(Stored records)
※
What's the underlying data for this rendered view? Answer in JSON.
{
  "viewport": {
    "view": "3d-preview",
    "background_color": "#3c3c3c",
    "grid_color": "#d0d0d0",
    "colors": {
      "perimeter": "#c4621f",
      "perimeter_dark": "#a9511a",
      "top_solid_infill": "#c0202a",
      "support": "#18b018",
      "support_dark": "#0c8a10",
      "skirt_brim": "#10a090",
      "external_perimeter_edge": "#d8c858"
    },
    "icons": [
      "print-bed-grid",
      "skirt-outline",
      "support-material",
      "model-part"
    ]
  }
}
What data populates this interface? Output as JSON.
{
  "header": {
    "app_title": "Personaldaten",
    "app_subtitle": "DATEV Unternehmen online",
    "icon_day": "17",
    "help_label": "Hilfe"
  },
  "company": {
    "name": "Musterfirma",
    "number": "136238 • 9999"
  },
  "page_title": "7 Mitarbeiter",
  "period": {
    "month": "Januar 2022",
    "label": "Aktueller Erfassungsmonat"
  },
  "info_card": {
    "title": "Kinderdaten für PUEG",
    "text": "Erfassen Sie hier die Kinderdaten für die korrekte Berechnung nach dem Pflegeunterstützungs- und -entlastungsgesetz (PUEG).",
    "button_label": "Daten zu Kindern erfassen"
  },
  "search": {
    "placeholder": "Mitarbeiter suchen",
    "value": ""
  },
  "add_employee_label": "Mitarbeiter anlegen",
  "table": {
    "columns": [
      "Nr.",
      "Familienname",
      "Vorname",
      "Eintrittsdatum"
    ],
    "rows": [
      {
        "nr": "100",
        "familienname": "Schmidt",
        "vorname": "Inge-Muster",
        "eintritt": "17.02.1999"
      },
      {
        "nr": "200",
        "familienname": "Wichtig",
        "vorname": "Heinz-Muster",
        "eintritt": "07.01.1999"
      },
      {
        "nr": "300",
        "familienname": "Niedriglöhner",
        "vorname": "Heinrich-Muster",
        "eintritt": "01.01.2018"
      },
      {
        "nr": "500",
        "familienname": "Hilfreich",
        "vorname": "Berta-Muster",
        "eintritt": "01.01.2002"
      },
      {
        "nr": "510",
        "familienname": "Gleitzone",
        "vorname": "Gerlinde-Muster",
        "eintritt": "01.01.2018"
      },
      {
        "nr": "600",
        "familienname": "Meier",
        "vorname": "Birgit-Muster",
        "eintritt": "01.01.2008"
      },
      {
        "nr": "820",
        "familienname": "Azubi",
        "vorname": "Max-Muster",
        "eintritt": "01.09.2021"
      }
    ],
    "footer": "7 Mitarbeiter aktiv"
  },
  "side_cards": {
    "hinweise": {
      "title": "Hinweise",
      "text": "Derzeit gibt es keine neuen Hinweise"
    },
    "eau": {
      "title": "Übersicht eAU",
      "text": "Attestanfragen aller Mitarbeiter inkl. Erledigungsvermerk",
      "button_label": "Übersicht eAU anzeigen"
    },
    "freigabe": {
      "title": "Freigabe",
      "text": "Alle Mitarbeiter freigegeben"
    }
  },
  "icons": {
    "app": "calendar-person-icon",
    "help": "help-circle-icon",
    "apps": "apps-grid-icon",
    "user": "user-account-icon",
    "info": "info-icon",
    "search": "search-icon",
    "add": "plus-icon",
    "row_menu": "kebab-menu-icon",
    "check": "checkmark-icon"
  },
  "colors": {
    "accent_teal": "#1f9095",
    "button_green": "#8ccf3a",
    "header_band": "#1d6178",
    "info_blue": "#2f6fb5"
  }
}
※
_YOUR TASK_.
Tally the lines of the listing that include "Mitarbeiter". Reply with nothing but the count.

_SOLVED PROBLEM_.
6